In the Judge Dredd review, when and where did the character first appear?

--- start of Document ---

Judge Dredd: The Complete Case Files 01


By John Wagner, Pat Mills, Carlos Ezquerra, Ian Gibson, Mike McMahon, Brian Bolland & various (Rebellion)
ISBN: 978-1-90426-579-5

Britain’s last great comic icon could be described as a combination of the other two, combining the futuristic milieu and thrills of Dan Dare with the terrifying anarchy and irreverent absurdity of Dennis the Menace. He’s the longest-lasting adventure character in our admittedly meagre comics stable, having been continually published every week since February 1977 when he first appeared in the second issue of science-fiction anthology 2000AD – and now that The Dandy’s gone, veterans Korky the Cat and Desperate Dan might one day be overtaken in the comedy stakes too…

However, with at least 52 2000AD strips a year, annuals, specials, a newspaper strip (in the Daily Star and later The Metro), the Judge Dredd Megazine, numerous reprinted classic comics collections, some rather appalling franchised foreign comicbook spin-off titles, that adds up to a phenomenal amount of material, most of which is still happily in print.

--- end of Document ---
--- start of Data excerpts ---

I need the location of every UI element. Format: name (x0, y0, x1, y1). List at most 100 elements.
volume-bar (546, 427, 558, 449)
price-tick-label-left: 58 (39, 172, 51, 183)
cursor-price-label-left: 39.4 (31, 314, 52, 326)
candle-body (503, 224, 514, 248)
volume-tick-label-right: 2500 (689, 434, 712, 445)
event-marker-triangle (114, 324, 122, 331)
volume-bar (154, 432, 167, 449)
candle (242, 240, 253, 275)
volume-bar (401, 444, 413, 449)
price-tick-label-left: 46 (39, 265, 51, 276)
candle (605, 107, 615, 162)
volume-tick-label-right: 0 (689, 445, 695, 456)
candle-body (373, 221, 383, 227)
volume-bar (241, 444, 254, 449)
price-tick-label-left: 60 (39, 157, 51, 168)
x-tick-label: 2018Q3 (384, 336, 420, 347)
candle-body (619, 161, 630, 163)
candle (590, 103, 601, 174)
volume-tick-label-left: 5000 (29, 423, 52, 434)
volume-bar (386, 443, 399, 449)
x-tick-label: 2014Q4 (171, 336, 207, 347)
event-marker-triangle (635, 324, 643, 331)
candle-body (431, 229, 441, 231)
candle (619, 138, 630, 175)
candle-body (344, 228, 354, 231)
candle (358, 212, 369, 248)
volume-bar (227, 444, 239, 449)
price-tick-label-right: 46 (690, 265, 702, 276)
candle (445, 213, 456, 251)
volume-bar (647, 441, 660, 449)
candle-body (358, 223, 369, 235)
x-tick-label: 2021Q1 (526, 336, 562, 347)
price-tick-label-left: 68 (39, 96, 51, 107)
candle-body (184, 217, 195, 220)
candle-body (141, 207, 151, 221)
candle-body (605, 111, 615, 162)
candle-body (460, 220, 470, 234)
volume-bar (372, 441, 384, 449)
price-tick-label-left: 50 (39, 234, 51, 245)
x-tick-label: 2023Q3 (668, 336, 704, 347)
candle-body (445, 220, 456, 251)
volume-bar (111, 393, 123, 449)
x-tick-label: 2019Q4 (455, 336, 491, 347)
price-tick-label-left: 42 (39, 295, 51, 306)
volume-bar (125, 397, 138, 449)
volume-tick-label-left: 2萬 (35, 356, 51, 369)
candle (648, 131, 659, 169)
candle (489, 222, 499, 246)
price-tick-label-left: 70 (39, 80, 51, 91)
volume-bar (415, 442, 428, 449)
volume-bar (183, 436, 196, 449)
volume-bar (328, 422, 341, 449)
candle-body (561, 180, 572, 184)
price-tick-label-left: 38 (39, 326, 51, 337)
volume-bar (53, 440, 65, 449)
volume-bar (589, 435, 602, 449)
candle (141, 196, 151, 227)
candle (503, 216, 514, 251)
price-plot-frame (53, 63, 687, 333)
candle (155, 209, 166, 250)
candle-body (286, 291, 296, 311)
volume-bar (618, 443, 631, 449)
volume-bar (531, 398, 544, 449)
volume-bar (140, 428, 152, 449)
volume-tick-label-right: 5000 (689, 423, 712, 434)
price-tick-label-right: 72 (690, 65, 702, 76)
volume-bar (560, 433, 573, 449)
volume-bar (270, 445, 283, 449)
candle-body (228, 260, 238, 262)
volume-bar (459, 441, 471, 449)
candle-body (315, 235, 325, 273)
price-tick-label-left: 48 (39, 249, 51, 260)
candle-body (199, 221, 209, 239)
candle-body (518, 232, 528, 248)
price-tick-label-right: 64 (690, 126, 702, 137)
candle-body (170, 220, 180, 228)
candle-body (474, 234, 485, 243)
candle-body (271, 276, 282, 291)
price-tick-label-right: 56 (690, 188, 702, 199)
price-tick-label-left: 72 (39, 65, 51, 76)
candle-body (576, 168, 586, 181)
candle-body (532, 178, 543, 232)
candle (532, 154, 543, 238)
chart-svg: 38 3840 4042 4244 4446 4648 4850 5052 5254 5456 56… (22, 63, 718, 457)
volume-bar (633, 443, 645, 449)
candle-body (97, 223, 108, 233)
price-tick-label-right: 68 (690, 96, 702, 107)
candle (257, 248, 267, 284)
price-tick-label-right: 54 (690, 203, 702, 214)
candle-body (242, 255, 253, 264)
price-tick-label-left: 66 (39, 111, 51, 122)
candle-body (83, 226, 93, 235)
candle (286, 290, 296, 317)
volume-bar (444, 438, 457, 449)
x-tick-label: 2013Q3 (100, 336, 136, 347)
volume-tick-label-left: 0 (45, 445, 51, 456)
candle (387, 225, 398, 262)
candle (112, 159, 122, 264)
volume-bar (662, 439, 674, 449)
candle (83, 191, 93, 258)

--- end of Data excerpts ---

*The answer*: In February 1977, in the second issue of the science-fiction anthology 2000AD.